◆ WHAT IS BEING ASKED ◆
In the listing below, locate the lines bearing the word "cómo". Copy every one of them.

--- START MATERIAL SHOWN ---

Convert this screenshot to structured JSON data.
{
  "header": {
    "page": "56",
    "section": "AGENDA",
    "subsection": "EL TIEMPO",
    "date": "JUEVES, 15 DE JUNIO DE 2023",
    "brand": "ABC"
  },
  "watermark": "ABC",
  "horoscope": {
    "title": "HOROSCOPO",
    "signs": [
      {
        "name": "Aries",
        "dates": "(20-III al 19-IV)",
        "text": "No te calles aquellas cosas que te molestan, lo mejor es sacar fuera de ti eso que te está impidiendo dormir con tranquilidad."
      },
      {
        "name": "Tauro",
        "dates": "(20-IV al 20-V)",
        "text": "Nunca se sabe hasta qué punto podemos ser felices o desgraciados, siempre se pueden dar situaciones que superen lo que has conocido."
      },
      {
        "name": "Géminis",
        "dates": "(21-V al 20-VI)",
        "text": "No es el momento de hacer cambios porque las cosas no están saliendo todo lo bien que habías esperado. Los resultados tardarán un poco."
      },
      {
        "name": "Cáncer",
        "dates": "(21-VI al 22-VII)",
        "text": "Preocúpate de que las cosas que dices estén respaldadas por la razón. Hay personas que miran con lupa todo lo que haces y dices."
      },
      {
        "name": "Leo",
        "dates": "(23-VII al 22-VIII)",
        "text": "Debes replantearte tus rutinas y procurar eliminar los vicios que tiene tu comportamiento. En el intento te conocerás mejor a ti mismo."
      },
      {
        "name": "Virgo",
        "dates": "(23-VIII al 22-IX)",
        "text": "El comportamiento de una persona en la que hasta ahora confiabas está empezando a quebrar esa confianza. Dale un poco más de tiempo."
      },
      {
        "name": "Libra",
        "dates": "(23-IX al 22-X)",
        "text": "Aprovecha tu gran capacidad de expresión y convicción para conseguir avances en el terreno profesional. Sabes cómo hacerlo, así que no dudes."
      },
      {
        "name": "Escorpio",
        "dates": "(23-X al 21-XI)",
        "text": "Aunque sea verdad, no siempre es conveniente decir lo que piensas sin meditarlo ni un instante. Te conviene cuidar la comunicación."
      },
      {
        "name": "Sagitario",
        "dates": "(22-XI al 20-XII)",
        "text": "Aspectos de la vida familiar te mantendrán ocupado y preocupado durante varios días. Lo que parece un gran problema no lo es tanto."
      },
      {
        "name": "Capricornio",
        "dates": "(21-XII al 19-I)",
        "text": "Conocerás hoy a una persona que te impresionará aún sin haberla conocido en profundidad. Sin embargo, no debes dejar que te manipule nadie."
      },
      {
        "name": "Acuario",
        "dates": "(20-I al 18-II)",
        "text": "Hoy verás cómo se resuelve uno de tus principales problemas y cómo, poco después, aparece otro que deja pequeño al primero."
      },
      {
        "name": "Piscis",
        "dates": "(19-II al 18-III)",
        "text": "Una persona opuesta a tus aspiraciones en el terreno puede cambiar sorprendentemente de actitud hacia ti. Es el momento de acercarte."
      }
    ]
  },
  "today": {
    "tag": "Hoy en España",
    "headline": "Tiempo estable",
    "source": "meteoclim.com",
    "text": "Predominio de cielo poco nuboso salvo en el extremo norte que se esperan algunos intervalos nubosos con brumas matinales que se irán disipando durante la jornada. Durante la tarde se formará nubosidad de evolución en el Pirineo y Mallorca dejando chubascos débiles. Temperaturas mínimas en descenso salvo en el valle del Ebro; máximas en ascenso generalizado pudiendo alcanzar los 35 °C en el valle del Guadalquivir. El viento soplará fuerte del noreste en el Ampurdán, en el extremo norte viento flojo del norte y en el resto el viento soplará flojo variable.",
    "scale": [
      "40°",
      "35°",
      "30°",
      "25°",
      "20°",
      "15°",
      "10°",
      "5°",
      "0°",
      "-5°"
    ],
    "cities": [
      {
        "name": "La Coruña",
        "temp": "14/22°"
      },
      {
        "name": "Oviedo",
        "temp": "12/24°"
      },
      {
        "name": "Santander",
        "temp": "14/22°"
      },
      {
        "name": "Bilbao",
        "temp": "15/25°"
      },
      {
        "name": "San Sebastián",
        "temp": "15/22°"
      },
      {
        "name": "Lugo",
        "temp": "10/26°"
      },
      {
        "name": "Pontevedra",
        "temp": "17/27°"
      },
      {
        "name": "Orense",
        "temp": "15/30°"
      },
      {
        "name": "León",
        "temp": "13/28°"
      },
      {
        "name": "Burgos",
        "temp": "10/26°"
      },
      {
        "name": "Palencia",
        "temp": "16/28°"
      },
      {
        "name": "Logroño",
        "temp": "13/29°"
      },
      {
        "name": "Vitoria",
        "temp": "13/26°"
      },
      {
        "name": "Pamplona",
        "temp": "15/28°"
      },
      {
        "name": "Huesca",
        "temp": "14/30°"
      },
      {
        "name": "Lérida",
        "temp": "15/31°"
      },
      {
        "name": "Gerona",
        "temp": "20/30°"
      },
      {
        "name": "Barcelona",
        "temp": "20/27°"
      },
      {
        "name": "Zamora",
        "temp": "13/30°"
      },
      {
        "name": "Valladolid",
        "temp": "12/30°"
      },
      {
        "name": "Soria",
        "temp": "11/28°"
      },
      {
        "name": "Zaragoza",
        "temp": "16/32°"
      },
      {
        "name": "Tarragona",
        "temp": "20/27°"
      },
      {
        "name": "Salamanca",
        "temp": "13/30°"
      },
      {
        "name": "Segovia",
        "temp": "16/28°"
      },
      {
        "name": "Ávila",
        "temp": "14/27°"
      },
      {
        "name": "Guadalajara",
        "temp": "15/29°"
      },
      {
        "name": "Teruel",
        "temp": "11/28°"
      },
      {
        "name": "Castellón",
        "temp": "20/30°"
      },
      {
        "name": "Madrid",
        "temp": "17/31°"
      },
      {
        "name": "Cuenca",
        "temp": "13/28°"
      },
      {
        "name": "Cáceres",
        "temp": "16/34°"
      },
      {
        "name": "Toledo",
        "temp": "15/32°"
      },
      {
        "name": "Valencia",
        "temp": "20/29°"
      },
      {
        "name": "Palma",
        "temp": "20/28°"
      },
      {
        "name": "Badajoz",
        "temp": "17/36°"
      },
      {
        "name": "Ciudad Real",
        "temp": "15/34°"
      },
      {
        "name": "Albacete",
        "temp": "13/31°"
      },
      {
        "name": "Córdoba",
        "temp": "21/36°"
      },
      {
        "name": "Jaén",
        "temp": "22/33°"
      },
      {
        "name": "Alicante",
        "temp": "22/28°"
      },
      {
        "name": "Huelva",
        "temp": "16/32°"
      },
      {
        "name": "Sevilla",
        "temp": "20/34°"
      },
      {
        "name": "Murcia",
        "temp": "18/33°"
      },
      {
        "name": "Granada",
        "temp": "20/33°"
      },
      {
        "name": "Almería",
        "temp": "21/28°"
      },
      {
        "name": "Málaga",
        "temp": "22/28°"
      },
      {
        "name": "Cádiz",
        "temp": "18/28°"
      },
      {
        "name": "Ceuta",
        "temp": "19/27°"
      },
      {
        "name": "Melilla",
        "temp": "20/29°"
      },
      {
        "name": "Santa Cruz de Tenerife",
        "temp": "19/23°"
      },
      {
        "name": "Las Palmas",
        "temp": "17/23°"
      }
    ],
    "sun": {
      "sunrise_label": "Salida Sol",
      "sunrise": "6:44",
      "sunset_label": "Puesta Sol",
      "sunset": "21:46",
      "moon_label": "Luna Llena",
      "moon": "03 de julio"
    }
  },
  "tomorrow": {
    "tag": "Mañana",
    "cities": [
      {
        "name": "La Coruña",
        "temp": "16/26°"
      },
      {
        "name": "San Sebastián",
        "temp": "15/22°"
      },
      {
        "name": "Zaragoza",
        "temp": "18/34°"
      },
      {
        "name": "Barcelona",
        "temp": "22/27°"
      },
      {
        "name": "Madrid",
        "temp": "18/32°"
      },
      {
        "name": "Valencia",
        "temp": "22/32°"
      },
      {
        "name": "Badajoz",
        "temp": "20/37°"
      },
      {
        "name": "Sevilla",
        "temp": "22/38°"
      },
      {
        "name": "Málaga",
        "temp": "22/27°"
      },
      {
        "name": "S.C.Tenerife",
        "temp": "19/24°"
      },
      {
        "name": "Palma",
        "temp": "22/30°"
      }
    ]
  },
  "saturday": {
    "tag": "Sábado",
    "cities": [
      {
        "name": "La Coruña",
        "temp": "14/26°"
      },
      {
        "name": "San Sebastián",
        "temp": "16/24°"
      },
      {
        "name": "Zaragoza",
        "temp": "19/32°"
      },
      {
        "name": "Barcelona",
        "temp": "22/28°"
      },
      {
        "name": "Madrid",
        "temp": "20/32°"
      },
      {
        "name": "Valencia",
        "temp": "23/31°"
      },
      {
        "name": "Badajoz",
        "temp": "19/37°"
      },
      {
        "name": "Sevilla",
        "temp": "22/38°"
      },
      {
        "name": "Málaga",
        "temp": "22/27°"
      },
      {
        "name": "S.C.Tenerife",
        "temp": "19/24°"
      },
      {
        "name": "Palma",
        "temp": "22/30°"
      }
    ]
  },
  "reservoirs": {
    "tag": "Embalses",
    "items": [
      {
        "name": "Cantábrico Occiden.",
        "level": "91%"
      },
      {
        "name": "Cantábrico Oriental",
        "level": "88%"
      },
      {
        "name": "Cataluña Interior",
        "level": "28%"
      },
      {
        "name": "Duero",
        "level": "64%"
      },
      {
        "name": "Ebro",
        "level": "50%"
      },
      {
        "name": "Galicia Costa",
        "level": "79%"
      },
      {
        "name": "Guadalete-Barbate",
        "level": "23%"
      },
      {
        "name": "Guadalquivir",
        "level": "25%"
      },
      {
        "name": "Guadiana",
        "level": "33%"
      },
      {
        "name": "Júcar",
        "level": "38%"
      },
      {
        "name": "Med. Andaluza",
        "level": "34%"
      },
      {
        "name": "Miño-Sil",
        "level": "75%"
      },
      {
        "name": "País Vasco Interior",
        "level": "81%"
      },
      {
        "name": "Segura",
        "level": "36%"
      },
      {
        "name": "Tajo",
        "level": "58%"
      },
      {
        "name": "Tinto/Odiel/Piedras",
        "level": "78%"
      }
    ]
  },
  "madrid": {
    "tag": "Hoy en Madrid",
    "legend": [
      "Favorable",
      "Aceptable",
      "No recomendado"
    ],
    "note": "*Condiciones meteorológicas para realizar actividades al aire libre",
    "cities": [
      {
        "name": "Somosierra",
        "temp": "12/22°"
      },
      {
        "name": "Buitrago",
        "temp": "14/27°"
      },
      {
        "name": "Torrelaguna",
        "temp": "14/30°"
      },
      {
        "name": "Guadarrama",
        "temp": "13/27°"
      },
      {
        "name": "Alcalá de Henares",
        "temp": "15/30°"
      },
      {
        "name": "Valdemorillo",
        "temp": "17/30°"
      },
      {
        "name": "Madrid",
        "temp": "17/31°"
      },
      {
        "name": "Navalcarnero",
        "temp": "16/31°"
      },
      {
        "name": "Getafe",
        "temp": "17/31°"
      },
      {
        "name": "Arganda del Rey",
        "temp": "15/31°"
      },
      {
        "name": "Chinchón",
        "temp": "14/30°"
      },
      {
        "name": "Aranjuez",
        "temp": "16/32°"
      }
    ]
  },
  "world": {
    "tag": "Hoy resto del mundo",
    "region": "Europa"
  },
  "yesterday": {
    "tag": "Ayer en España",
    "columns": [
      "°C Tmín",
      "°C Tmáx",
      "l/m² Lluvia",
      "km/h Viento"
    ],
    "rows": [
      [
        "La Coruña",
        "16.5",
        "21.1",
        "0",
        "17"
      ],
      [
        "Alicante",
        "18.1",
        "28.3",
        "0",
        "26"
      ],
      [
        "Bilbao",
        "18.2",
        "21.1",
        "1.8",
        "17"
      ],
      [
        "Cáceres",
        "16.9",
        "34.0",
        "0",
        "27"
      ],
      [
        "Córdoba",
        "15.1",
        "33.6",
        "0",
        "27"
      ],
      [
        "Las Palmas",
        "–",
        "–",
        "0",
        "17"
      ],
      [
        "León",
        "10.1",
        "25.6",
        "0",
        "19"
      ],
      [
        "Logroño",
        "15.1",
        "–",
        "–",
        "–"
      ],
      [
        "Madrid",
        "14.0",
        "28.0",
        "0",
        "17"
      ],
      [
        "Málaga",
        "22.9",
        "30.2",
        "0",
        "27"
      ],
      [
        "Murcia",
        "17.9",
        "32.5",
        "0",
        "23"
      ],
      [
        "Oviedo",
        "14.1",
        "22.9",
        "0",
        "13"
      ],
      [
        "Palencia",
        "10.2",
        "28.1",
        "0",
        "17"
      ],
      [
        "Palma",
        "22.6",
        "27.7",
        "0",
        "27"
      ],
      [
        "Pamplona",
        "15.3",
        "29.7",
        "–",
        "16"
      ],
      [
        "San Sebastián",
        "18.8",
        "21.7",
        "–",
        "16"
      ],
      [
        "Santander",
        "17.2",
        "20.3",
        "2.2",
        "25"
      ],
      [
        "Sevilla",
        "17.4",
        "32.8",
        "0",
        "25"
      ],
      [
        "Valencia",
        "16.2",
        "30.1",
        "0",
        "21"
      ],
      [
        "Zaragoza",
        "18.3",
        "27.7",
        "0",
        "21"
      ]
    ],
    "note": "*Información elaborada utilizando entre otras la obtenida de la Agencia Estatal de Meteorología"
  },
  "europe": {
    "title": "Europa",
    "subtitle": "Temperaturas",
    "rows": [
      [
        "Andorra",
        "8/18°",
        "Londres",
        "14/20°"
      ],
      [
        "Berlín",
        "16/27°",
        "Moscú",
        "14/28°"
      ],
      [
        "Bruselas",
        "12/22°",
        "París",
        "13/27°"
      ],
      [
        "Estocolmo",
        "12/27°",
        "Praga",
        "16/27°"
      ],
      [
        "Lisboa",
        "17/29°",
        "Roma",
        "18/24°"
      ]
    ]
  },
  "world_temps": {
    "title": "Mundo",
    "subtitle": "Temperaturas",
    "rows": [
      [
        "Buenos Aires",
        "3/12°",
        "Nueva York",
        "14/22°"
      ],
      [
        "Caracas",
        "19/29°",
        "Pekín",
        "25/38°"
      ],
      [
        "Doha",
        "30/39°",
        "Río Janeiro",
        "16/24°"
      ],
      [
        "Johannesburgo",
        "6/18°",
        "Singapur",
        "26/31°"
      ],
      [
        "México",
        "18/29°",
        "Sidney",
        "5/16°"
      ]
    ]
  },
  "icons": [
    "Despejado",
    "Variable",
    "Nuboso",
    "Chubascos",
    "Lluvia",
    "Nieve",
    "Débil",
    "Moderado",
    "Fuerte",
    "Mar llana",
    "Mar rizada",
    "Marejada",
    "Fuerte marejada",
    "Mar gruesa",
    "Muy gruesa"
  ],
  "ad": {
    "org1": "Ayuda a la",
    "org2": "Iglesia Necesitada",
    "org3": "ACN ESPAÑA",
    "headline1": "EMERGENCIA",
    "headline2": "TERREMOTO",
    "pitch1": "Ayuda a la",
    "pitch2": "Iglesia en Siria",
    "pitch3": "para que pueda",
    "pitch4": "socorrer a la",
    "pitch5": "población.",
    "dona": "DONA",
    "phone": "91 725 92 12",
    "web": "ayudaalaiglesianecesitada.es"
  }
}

--- END MATERIAL SHOWN ---

◆ RIGHT ANSWER ◆
        "text": "Aprovecha tu gran capacidad de expresión y convicción para conseguir avances en el terreno profesional. Sabes cómo hacerlo, así que no dudes."
        "text": "Hoy verás cómo se resuelve uno de tus principales problemas y cómo, poco después, aparece otro que deja pequeño al primero."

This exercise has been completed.